__Work required__. Every line of the listing must be reproduced as it stands. Leave the images behind.

__Raw records__.
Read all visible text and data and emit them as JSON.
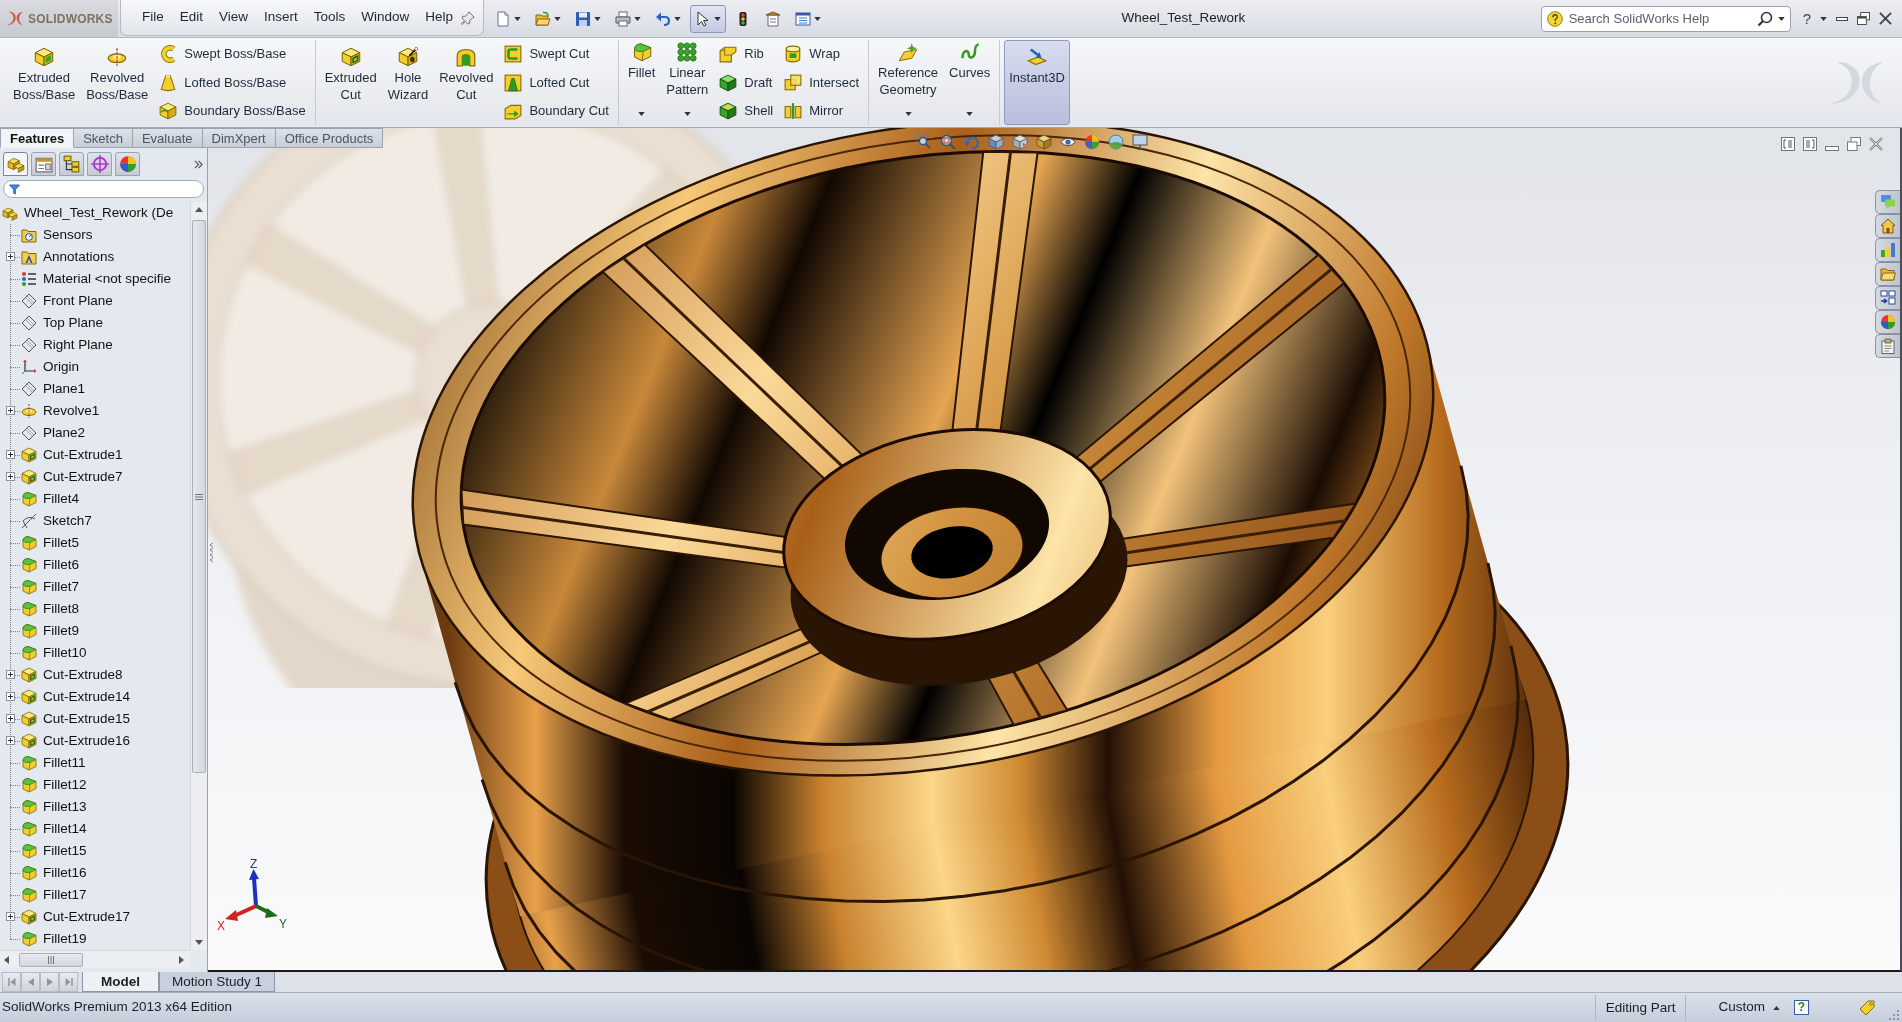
{
  "app": {
    "logo_text": "SOLIDWORKS"
  },
  "menu": [
    "File",
    "Edit",
    "View",
    "Insert",
    "Tools",
    "Window",
    "Help"
  ],
  "quick_access": [
    {
      "dropdown": true,
      "selected": false
    },
    {
      "dropdown": true,
      "selected": false
    },
    {
      "dropdown": true,
      "selected": false
    },
    {
      "dropdown": true,
      "selected": false
    },
    {
      "dropdown": true,
      "selected": false
    },
    {
      "dropdown": true,
      "selected": true
    },
    {
      "dropdown": false,
      "selected": false
    },
    {
      "dropdown": false,
      "selected": false
    },
    {
      "dropdown": true,
      "selected": false
    }
  ],
  "window": {
    "title": "Wheel_Test_Rework",
    "help": "?"
  },
  "search": {
    "placeholder": "Search SolidWorks Help"
  },
  "ribbon": {
    "groups": [
      {
        "columns": [
          {
            "kind": "large",
            "label": "Extruded Boss/Base",
            "dropdown": false,
            "selected": false
          },
          {
            "kind": "large",
            "label": "Revolved Boss/Base",
            "dropdown": false,
            "selected": false
          },
          {
            "kind": "stack",
            "items": [
              {
                "label": "Swept Boss/Base",
                "selected": false
              },
              {
                "label": "Lofted Boss/Base",
                "selected": false
              },
              {
                "label": "Boundary Boss/Base",
                "selected": false
              }
            ]
          }
        ]
      },
      {
        "columns": [
          {
            "kind": "large",
            "label": "Extruded Cut",
            "dropdown": false,
            "selected": false
          },
          {
            "kind": "large",
            "label": "Hole Wizard",
            "dropdown": false,
            "selected": false
          },
          {
            "kind": "large",
            "label": "Revolved Cut",
            "dropdown": false,
            "selected": false
          },
          {
            "kind": "stack",
            "items": [
              {
                "label": "Swept Cut",
                "selected": false
              },
              {
                "label": "Lofted Cut",
                "selected": false
              },
              {
                "label": "Boundary Cut",
                "selected": false
              }
            ]
          }
        ]
      },
      {
        "columns": [
          {
            "kind": "large",
            "label": "Fillet",
            "dropdown": true,
            "selected": false
          },
          {
            "kind": "large",
            "label": "Linear Pattern",
            "dropdown": true,
            "selected": false
          },
          {
            "kind": "stack",
            "items": [
              {
                "label": "Rib",
                "selected": false
              },
              {
                "label": "Draft",
                "selected": false
              },
              {
                "label": "Shell",
                "selected": false
              }
            ]
          },
          {
            "kind": "stack",
            "items": [
              {
                "label": "Wrap",
                "selected": false
              },
              {
                "label": "Intersect",
                "selected": false
              },
              {
                "label": "Mirror",
                "selected": false
              }
            ]
          }
        ]
      },
      {
        "columns": [
          {
            "kind": "large",
            "label": "Reference Geometry",
            "dropdown": true,
            "selected": false
          },
          {
            "kind": "large",
            "label": "Curves",
            "dropdown": true,
            "selected": false
          }
        ]
      },
      {
        "columns": [
          {
            "kind": "large",
            "label": "Instant3D",
            "dropdown": false,
            "selected": true
          }
        ]
      }
    ]
  },
  "command_tabs": [
    {
      "label": "Features",
      "selected": true
    },
    {
      "label": "Sketch",
      "selected": false
    },
    {
      "label": "Evaluate",
      "selected": false
    },
    {
      "label": "DimXpert",
      "selected": false
    },
    {
      "label": "Office Products",
      "selected": false
    }
  ],
  "manager_tabs": [
    {
      "selected": true
    },
    {
      "selected": false
    },
    {
      "selected": false
    },
    {
      "selected": false
    },
    {
      "selected": false
    }
  ],
  "feature_tree": {
    "label": "Wheel_Test_Rework (De",
    "kind": "part",
    "selected": false,
    "children": [
      {
        "label": "Sensors",
        "kind": "sensors",
        "expandable": false,
        "selected": false
      },
      {
        "label": "Annotations",
        "kind": "annotations",
        "expandable": true,
        "selected": false
      },
      {
        "label": "Material <not specifie",
        "kind": "material",
        "expandable": false,
        "selected": false
      },
      {
        "label": "Front Plane",
        "kind": "plane",
        "expandable": false,
        "selected": false
      },
      {
        "label": "Top Plane",
        "kind": "plane",
        "expandable": false,
        "selected": false
      },
      {
        "label": "Right Plane",
        "kind": "plane",
        "expandable": false,
        "selected": false
      },
      {
        "label": "Origin",
        "kind": "origin",
        "expandable": false,
        "selected": false
      },
      {
        "label": "Plane1",
        "kind": "plane",
        "expandable": false,
        "selected": false
      },
      {
        "label": "Revolve1",
        "kind": "revolve",
        "expandable": true,
        "selected": false
      },
      {
        "label": "Plane2",
        "kind": "plane",
        "expandable": false,
        "selected": false
      },
      {
        "label": "Cut-Extrude1",
        "kind": "cut-extrude",
        "expandable": true,
        "selected": false
      },
      {
        "label": "Cut-Extrude7",
        "kind": "cut-extrude",
        "expandable": true,
        "selected": false
      },
      {
        "label": "Fillet4",
        "kind": "fillet",
        "expandable": false,
        "selected": false
      },
      {
        "label": "Sketch7",
        "kind": "sketch",
        "expandable": false,
        "selected": false
      },
      {
        "label": "Fillet5",
        "kind": "fillet",
        "expandable": false,
        "selected": false
      },
      {
        "label": "Fillet6",
        "kind": "fillet",
        "expandable": false,
        "selected": false
      },
      {
        "label": "Fillet7",
        "kind": "fillet",
        "expandable": false,
        "selected": false
      },
      {
        "label": "Fillet8",
        "kind": "fillet",
        "expandable": false,
        "selected": false
      },
      {
        "label": "Fillet9",
        "kind": "fillet",
        "expandable": false,
        "selected": false
      },
      {
        "label": "Fillet10",
        "kind": "fillet",
        "expandable": false,
        "selected": false
      },
      {
        "label": "Cut-Extrude8",
        "kind": "cut-extrude",
        "expandable": true,
        "selected": false
      },
      {
        "label": "Cut-Extrude14",
        "kind": "cut-extrude",
        "expandable": true,
        "selected": false
      },
      {
        "label": "Cut-Extrude15",
        "kind": "cut-extrude",
        "expandable": true,
        "selected": false
      },
      {
        "label": "Cut-Extrude16",
        "kind": "cut-extrude",
        "expandable": true,
        "selected": false
      },
      {
        "label": "Fillet11",
        "kind": "fillet",
        "expandable": false,
        "selected": false
      },
      {
        "label": "Fillet12",
        "kind": "fillet",
        "expandable": false,
        "selected": false
      },
      {
        "label": "Fillet13",
        "kind": "fillet",
        "expandable": false,
        "selected": false
      },
      {
        "label": "Fillet14",
        "kind": "fillet",
        "expandable": false,
        "selected": false
      },
      {
        "label": "Fillet15",
        "kind": "fillet",
        "expandable": false,
        "selected": false
      },
      {
        "label": "Fillet16",
        "kind": "fillet",
        "expandable": false,
        "selected": false
      },
      {
        "label": "Fillet17",
        "kind": "fillet",
        "expandable": false,
        "selected": false
      },
      {
        "label": "Cut-Extrude17",
        "kind": "cut-extrude",
        "expandable": true,
        "selected": false
      },
      {
        "label": "Fillet19",
        "kind": "fillet",
        "expandable": false,
        "selected": false
      }
    ]
  },
  "viewport": {
    "triad": {
      "x": "X",
      "y": "Y",
      "z": "Z"
    }
  },
  "bottom_tabs": [
    {
      "label": "Model",
      "selected": true
    },
    {
      "label": "Motion Study 1",
      "selected": false
    }
  ],
  "status_bar": {
    "edition": "SolidWorks Premium 2013 x64 Edition",
    "mode": "Editing Part",
    "units": "Custom",
    "help": "?"
  }
}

__Solution__.
Read all visible text and data and emit them as JSON.
{
  "app": {
    "logo_text": "SOLIDWORKS"
  },
  "menu": [
    "File",
    "Edit",
    "View",
    "Insert",
    "Tools",
    "Window",
    "Help"
  ],
  "quick_access": [
    {
      "dropdown": true,
      "selected": false
    },
    {
      "dropdown": true,
      "selected": false
    },
    {
      "dropdown": true,
      "selected": false
    },
    {
      "dropdown": true,
      "selected": false
    },
    {
      "dropdown": true,
      "selected": false
    },
    {
      "dropdown": true,
      "selected": true
    },
    {
      "dropdown": false,
      "selected": false
    },
    {
      "dropdown": false,
      "selected": false
    },
    {
      "dropdown": true,
      "selected": false
    }
  ],
  "window": {
    "title": "Wheel_Test_Rework",
    "help": "?"
  },
  "search": {
    "placeholder": "Search SolidWorks Help"
  },
  "ribbon": {
    "groups": [
      {
        "columns": [
          {
            "kind": "large",
            "label": "Extruded Boss/Base",
            "dropdown": false,
            "selected": false
          },
          {
            "kind": "large",
            "label": "Revolved Boss/Base",
            "dropdown": false,
            "selected": false
          },
          {
            "kind": "stack",
            "items": [
              {
                "label": "Swept Boss/Base",
                "selected": false
              },
              {
                "label": "Lofted Boss/Base",
                "selected": false
              },
              {
                "label": "Boundary Boss/Base",
                "selected": false
              }
            ]
          }
        ]
      },
      {
        "columns": [
          {
            "kind": "large",
            "label": "Extruded Cut",
            "dropdown": false,
            "selected": false
          },
          {
            "kind": "large",
            "label": "Hole Wizard",
            "dropdown": false,
            "selected": false
          },
          {
            "kind": "large",
            "label": "Revolved Cut",
            "dropdown": false,
            "selected": false
          },
          {
            "kind": "stack",
            "items": [
              {
                "label": "Swept Cut",
                "selected": false
              },
              {
                "label": "Lofted Cut",
                "selected": false
              },
              {
                "label": "Boundary Cut",
                "selected": false
              }
            ]
          }
        ]
      },
      {
        "columns": [
          {
            "kind": "large",
            "label": "Fillet",
            "dropdown": true,
            "selected": false
          },
          {
            "kind": "large",
            "label": "Linear Pattern",
            "dropdown": true,
            "selected": false
          },
          {
            "kind": "stack",
            "items": [
              {
                "label": "Rib",
                "selected": false
              },
              {
                "label": "Draft",
                "selected": false
              },
              {
                "label": "Shell",
                "selected": false
              }
            ]
          },
          {
            "kind": "stack",
            "items": [
              {
                "label": "Wrap",
                "selected": false
              },
              {
                "label": "Intersect",
                "selected": false
              },
              {
                "label": "Mirror",
                "selected": false
              }
            ]
          }
        ]
      },
      {
        "columns": [
          {
            "kind": "large",
            "label": "Reference Geometry",
            "dropdown": true,
            "selected": false
          },
          {
            "kind": "large",
            "label": "Curves",
            "dropdown": true,
            "selected": false
          }
        ]
      },
      {
        "columns": [
          {
            "kind": "large",
            "label": "Instant3D",
            "dropdown": false,
            "selected": true
          }
        ]
      }
    ]
  },
  "command_tabs": [
    {
      "label": "Features",
      "selected": true
    },
    {
      "label": "Sketch",
      "selected": false
    },
    {
      "label": "Evaluate",
      "selected": false
    },
    {
      "label": "DimXpert",
      "selected": false
    },
    {
      "label": "Office Products",
      "selected": false
    }
  ],
  "manager_tabs": [
    {
      "selected": true
    },
    {
      "selected": false
    },
    {
      "selected": false
    },
    {
      "selected": false
    },
    {
      "selected": false
    }
  ],
  "feature_tree": {
    "label": "Wheel_Test_Rework (De",
    "kind": "part",
    "selected": false,
    "children": [
      {
        "label": "Sensors",
        "kind": "sensors",
        "expandable": false,
        "selected": false
      },
      {
        "label": "Annotations",
        "kind": "annotations",
        "expandable": true,
        "selected": false
      },
      {
        "label": "Material <not specifie",
        "kind": "material",
        "expandable": false,
        "selected": false
      },
      {
        "label": "Front Plane",
        "kind": "plane",
        "expandable": false,
        "selected": false
      },
      {
        "label": "Top Plane",
        "kind": "plane",
        "expandable": false,
        "selected": false
      },
      {
        "label": "Right Plane",
        "kind": "plane",
        "expandable": false,
        "selected": false
      },
      {
        "label": "Origin",
        "kind": "origin",
        "expandable": false,
        "selected": false
      },
      {
        "label": "Plane1",
        "kind": "plane",
        "expandable": false,
        "selected": false
      },
      {
        "label": "Revolve1",
        "kind": "revolve",
        "expandable": true,
        "selected": false
      },
      {
        "label": "Plane2",
        "kind": "plane",
        "expandable": false,
        "selected": false
      },
      {
        "label": "Cut-Extrude1",
        "kind": "cut-extrude",
        "expandable": true,
        "selected": false
      },
      {
        "label": "Cut-Extrude7",
        "kind": "cut-extrude",
        "expandable": true,
        "selected": false
      },
      {
        "label": "Fillet4",
        "kind": "fillet",
        "expandable": false,
        "selected": false
      },
      {
        "label": "Sketch7",
        "kind": "sketch",
        "expandable": false,
        "selected": false
      },
      {
        "label": "Fillet5",
        "kind": "fillet",
        "expandable": false,
        "selected": false
      },
      {
        "label": "Fillet6",
        "kind": "fillet",
        "expandable": false,
        "selected": false
      },
      {
        "label": "Fillet7",
        "kind": "fillet",
        "expandable": false,
        "selected": false
      },
      {
        "label": "Fillet8",
        "kind": "fillet",
        "expandable": false,
        "selected": false
      },
      {
        "label": "Fillet9",
        "kind": "fillet",
        "expandable": false,
        "selected": false
      },
      {
        "label": "Fillet10",
        "kind": "fillet",
        "expandable": false,
        "selected": false
      },
      {
        "label": "Cut-Extrude8",
        "kind": "cut-extrude",
        "expandable": true,
        "selected": false
      },
      {
        "label": "Cut-Extrude14",
        "kind": "cut-extrude",
        "expandable": true,
        "selected": false
      },
      {
        "label": "Cut-Extrude15",
        "kind": "cut-extrude",
        "expandable": true,
        "selected": false
      },
      {
        "label": "Cut-Extrude16",
        "kind": "cut-extrude",
        "expandable": true,
        "selected": false
      },
      {
        "label": "Fillet11",
        "kind": "fillet",
        "expandable": false,
        "selected": false
      },
      {
        "label": "Fillet12",
        "kind": "fillet",
        "expandable": false,
        "selected": false
      },
      {
        "label": "Fillet13",
        "kind": "fillet",
        "expandable": false,
        "selected": false
      },
      {
        "label": "Fillet14",
        "kind": "fillet",
        "expandable": false,
        "selected": false
      },
      {
        "label": "Fillet15",
        "kind": "fillet",
        "expandable": false,
        "selected": false
      },
      {
        "label": "Fillet16",
        "kind": "fillet",
        "expandable": false,
        "selected": false
      },
      {
        "label": "Fillet17",
        "kind": "fillet",
        "expandable": false,
        "selected": false
      },
      {
        "label": "Cut-Extrude17",
        "kind": "cut-extrude",
        "expandable": true,
        "selected": false
      },
      {
        "label": "Fillet19",
        "kind": "fillet",
        "expandable": false,
        "selected": false
      }
    ]
  },
  "viewport": {
    "triad": {
      "x": "X",
      "y": "Y",
      "z": "Z"
    }
  },
  "bottom_tabs": [
    {
      "label": "Model",
      "selected": true
    },
    {
      "label": "Motion Study 1",
      "selected": false
    }
  ],
  "status_bar": {
    "edition": "SolidWorks Premium 2013 x64 Edition",
    "mode": "Editing Part",
    "units": "Custom",
    "help": "?"
  }
}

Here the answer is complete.